In this exercise, return the whole listing exactly, excluding any images.

▸ **Supplied data**
■ ■ ■ ■
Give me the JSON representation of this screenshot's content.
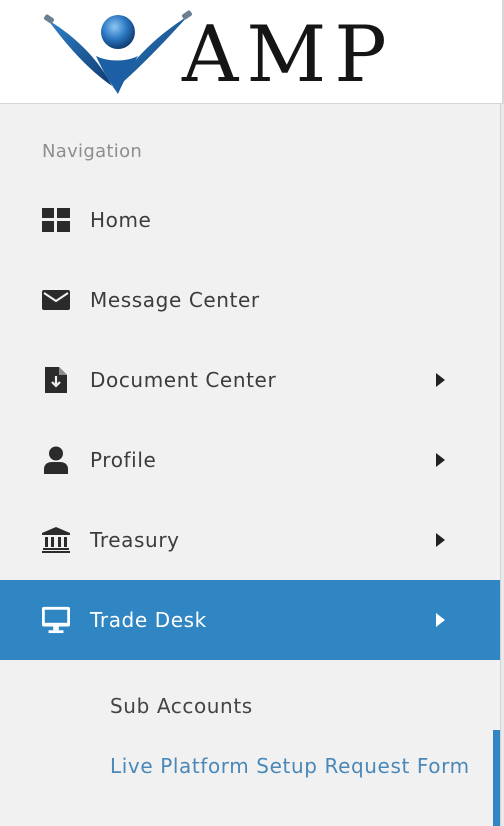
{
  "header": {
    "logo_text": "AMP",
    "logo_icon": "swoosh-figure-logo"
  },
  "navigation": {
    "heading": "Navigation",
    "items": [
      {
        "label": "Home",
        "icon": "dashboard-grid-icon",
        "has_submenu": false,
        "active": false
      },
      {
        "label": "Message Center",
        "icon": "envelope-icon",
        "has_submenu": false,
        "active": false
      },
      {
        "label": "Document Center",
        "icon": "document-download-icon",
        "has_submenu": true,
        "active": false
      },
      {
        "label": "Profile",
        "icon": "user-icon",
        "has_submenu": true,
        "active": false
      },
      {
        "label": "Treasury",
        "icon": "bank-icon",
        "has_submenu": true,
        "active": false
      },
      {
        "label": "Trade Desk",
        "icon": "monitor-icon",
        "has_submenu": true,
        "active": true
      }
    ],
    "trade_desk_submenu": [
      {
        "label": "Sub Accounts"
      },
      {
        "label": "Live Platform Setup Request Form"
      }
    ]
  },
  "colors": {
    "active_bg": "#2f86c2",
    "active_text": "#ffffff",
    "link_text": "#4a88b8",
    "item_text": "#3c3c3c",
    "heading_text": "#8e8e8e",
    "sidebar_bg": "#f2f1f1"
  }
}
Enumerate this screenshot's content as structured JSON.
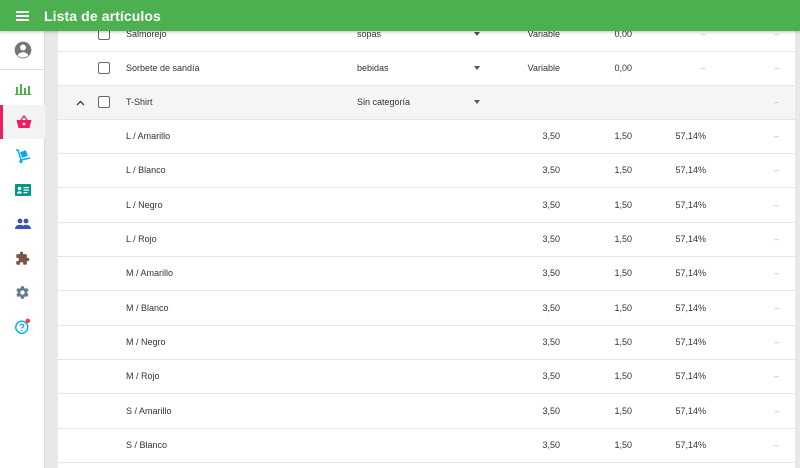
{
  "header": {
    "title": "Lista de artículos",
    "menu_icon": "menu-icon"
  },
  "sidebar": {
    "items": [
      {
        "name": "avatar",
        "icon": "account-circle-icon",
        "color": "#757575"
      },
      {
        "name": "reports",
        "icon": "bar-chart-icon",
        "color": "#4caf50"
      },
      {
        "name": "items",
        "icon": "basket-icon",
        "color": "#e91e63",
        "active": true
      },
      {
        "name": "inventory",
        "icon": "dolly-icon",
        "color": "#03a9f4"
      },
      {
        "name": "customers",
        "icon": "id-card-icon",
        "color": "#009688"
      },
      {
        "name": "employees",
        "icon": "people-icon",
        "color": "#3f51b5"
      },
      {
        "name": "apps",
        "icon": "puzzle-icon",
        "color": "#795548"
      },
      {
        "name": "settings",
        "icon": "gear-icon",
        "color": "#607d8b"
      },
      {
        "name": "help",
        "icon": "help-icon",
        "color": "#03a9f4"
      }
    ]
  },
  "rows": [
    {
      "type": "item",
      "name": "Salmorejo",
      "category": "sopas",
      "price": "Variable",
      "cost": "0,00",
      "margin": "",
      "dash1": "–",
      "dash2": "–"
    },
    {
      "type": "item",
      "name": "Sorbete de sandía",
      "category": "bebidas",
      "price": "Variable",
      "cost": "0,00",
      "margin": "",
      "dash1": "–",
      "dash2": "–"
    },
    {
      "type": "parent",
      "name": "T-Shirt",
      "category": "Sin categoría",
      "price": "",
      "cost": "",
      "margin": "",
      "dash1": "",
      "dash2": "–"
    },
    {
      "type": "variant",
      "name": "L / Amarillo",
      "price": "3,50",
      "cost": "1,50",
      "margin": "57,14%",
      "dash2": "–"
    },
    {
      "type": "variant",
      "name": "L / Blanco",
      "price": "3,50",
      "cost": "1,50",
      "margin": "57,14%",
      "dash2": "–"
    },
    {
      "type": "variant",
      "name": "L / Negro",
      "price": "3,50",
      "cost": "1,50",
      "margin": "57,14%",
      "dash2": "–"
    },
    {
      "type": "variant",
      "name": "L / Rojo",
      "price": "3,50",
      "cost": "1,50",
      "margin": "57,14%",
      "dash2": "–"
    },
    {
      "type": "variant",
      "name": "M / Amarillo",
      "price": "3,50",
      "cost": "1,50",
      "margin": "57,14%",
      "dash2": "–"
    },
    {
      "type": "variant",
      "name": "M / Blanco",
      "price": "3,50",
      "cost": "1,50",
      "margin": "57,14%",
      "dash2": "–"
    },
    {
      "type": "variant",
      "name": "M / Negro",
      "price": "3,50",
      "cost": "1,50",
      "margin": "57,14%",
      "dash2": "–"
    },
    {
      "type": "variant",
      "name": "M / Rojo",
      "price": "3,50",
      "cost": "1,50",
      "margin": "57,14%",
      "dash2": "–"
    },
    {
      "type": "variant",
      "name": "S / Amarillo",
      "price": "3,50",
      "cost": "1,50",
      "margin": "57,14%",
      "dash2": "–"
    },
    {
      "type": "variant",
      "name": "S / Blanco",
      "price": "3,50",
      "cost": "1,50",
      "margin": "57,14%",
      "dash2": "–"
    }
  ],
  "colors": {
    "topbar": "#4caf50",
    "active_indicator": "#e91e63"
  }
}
■ ■ ■ ■
▸ **Finished task**
Give me the JSON representation of this screenshot's content.
{
  "header": {
    "logo_text": "AMP",
    "logo_icon": "swoosh-figure-logo"
  },
  "navigation": {
    "heading": "Navigation",
    "items": [
      {
        "label": "Home",
        "icon": "dashboard-grid-icon",
        "has_submenu": false,
        "active": false
      },
      {
        "label": "Message Center",
        "icon": "envelope-icon",
        "has_submenu": false,
        "active": false
      },
      {
        "label": "Document Center",
        "icon": "document-download-icon",
        "has_submenu": true,
        "active": false
      },
      {
        "label": "Profile",
        "icon": "user-icon",
        "has_submenu": true,
        "active": false
      },
      {
        "label": "Treasury",
        "icon": "bank-icon",
        "has_submenu": true,
        "active": false
      },
      {
        "label": "Trade Desk",
        "icon": "monitor-icon",
        "has_submenu": true,
        "active": true
      }
    ],
    "trade_desk_submenu": [
      {
        "label": "Sub Accounts"
      },
      {
        "label": "Live Platform Setup Request Form"
      }
    ]
  },
  "colors": {
    "active_bg": "#2f86c2",
    "active_text": "#ffffff",
    "link_text": "#4a88b8",
    "item_text": "#3c3c3c",
    "heading_text": "#8e8e8e",
    "sidebar_bg": "#f2f1f1"
  }
}
Enumerate this screenshot's content as structured JSON.
{
  "header": {
    "title": "Lista de artículos",
    "menu_icon": "menu-icon"
  },
  "sidebar": {
    "items": [
      {
        "name": "avatar",
        "icon": "account-circle-icon",
        "color": "#757575"
      },
      {
        "name": "reports",
        "icon": "bar-chart-icon",
        "color": "#4caf50"
      },
      {
        "name": "items",
        "icon": "basket-icon",
        "color": "#e91e63",
        "active": true
      },
      {
        "name": "inventory",
        "icon": "dolly-icon",
        "color": "#03a9f4"
      },
      {
        "name": "customers",
        "icon": "id-card-icon",
        "color": "#009688"
      },
      {
        "name": "employees",
        "icon": "people-icon",
        "color": "#3f51b5"
      },
      {
        "name": "apps",
        "icon": "puzzle-icon",
        "color": "#795548"
      },
      {
        "name": "settings",
        "icon": "gear-icon",
        "color": "#607d8b"
      },
      {
        "name": "help",
        "icon": "help-icon",
        "color": "#03a9f4"
      }
    ]
  },
  "rows": [
    {
      "type": "item",
      "name": "Salmorejo",
      "category": "sopas",
      "price": "Variable",
      "cost": "0,00",
      "margin": "",
      "dash1": "–",
      "dash2": "–"
    },
    {
      "type": "item",
      "name": "Sorbete de sandía",
      "category": "bebidas",
      "price": "Variable",
      "cost": "0,00",
      "margin": "",
      "dash1": "–",
      "dash2": "–"
    },
    {
      "type": "parent",
      "name": "T-Shirt",
      "category": "Sin categoría",
      "price": "",
      "cost": "",
      "margin": "",
      "dash1": "",
      "dash2": "–"
    },
    {
      "type": "variant",
      "name": "L / Amarillo",
      "price": "3,50",
      "cost": "1,50",
      "margin": "57,14%",
      "dash2": "–"
    },
    {
      "type": "variant",
      "name": "L / Blanco",
      "price": "3,50",
      "cost": "1,50",
      "margin": "57,14%",
      "dash2": "–"
    },
    {
      "type": "variant",
      "name": "L / Negro",
      "price": "3,50",
      "cost": "1,50",
      "margin": "57,14%",
      "dash2": "–"
    },
    {
      "type": "variant",
      "name": "L / Rojo",
      "price": "3,50",
      "cost": "1,50",
      "margin": "57,14%",
      "dash2": "–"
    },
    {
      "type": "variant",
      "name": "M / Amarillo",
      "price": "3,50",
      "cost": "1,50",
      "margin": "57,14%",
      "dash2": "–"
    },
    {
      "type": "variant",
      "name": "M / Blanco",
      "price": "3,50",
      "cost": "1,50",
      "margin": "57,14%",
      "dash2": "–"
    },
    {
      "type": "variant",
      "name": "M / Negro",
      "price": "3,50",
      "cost": "1,50",
      "margin": "57,14%",
      "dash2": "–"
    },
    {
      "type": "variant",
      "name": "M / Rojo",
      "price": "3,50",
      "cost": "1,50",
      "margin": "57,14%",
      "dash2": "–"
    },
    {
      "type": "variant",
      "name": "S / Amarillo",
      "price": "3,50",
      "cost": "1,50",
      "margin": "57,14%",
      "dash2": "–"
    },
    {
      "type": "variant",
      "name": "S / Blanco",
      "price": "3,50",
      "cost": "1,50",
      "margin": "57,14%",
      "dash2": "–"
    }
  ],
  "colors": {
    "topbar": "#4caf50",
    "active_indicator": "#e91e63"
  }
}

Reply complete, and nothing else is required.